**DATA SUPPLIED**
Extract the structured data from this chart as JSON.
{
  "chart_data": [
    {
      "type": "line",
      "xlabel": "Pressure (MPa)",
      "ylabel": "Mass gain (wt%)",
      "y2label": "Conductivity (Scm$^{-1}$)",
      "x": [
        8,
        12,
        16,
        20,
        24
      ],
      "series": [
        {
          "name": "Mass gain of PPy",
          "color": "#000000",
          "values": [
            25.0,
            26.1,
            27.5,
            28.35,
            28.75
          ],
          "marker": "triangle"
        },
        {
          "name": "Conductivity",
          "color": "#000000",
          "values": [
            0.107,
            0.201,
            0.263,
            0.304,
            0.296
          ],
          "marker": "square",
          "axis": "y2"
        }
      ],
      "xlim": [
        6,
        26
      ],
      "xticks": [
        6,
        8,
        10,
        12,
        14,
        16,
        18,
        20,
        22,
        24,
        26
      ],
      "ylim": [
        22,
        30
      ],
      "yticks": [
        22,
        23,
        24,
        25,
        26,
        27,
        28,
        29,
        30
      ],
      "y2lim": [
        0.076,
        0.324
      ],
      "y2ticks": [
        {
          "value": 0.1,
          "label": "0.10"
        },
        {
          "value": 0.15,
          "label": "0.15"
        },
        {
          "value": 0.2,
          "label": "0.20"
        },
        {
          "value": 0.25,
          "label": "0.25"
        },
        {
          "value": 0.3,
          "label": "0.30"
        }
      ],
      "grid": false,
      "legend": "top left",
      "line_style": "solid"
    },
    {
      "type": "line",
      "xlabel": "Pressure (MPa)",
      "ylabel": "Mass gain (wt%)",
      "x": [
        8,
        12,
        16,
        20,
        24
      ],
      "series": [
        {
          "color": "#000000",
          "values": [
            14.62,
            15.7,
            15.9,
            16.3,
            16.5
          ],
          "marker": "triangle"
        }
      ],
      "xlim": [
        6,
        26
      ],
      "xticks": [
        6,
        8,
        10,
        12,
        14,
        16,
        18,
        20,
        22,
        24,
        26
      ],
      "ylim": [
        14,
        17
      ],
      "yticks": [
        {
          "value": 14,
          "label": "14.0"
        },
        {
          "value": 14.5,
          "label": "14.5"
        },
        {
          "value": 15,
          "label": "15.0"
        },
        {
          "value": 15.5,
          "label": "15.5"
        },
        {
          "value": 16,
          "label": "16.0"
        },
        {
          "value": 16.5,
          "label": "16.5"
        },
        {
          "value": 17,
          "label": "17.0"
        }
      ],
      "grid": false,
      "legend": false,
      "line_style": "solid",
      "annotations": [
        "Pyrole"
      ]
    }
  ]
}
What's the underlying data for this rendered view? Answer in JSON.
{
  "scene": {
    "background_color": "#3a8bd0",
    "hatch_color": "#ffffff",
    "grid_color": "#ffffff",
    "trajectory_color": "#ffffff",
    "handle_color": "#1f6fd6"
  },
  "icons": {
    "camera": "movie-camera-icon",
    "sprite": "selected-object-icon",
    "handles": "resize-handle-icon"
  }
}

**DIRECTIONS**
Each line of the material must be restated exactly.

**COMPLETE RESPONSE**
Extract the structured data from this chart as JSON.
{
  "chart_data": [
    {
      "type": "line",
      "xlabel": "Pressure (MPa)",
      "ylabel": "Mass gain (wt%)",
      "y2label": "Conductivity (Scm$^{-1}$)",
      "x": [
        8,
        12,
        16,
        20,
        24
      ],
      "series": [
        {
          "name": "Mass gain of PPy",
          "color": "#000000",
          "values": [
            25.0,
            26.1,
            27.5,
            28.35,
            28.75
          ],
          "marker": "triangle"
        },
        {
          "name": "Conductivity",
          "color": "#000000",
          "values": [
            0.107,
            0.201,
            0.263,
            0.304,
            0.296
          ],
          "marker": "square",
          "axis": "y2"
        }
      ],
      "xlim": [
        6,
        26
      ],
      "xticks": [
        6,
        8,
        10,
        12,
        14,
        16,
        18,
        20,
        22,
        24,
        26
      ],
      "ylim": [
        22,
        30
      ],
      "yticks": [
        22,
        23,
        24,
        25,
        26,
        27,
        28,
        29,
        30
      ],
      "y2lim": [
        0.076,
        0.324
      ],
      "y2ticks": [
        {
          "value": 0.1,
          "label": "0.10"
        },
        {
          "value": 0.15,
          "label": "0.15"
        },
        {
          "value": 0.2,
          "label": "0.20"
        },
        {
          "value": 0.25,
          "label": "0.25"
        },
        {
          "value": 0.3,
          "label": "0.30"
        }
      ],
      "grid": false,
      "legend": "top left",
      "line_style": "solid"
    },
    {
      "type": "line",
      "xlabel": "Pressure (MPa)",
      "ylabel": "Mass gain (wt%)",
      "x": [
        8,
        12,
        16,
        20,
        24
      ],
      "series": [
        {
          "color": "#000000",
          "values": [
            14.62,
            15.7,
            15.9,
            16.3,
            16.5
          ],
          "marker": "triangle"
        }
      ],
      "xlim": [
        6,
        26
      ],
      "xticks": [
        6,
        8,
        10,
        12,
        14,
        16,
        18,
        20,
        22,
        24,
        26
      ],
      "ylim": [
        14,
        17
      ],
      "yticks": [
        {
          "value": 14,
          "label": "14.0"
        },
        {
          "value": 14.5,
          "label": "14.5"
        },
        {
          "value": 15,
          "label": "15.0"
        },
        {
          "value": 15.5,
          "label": "15.5"
        },
        {
          "value": 16,
          "label": "16.0"
        },
        {
          "value": 16.5,
          "label": "16.5"
        },
        {
          "value": 17,
          "label": "17.0"
        }
      ],
      "grid": false,
      "legend": false,
      "line_style": "solid",
      "annotations": [
        "Pyrole"
      ]
    }
  ]
}
What's the underlying data for this rendered view? Answer in JSON.
{
  "scene": {
    "background_color": "#3a8bd0",
    "hatch_color": "#ffffff",
    "grid_color": "#ffffff",
    "trajectory_color": "#ffffff",
    "handle_color": "#1f6fd6"
  },
  "icons": {
    "camera": "movie-camera-icon",
    "sprite": "selected-object-icon",
    "handles": "resize-handle-icon"
  }
}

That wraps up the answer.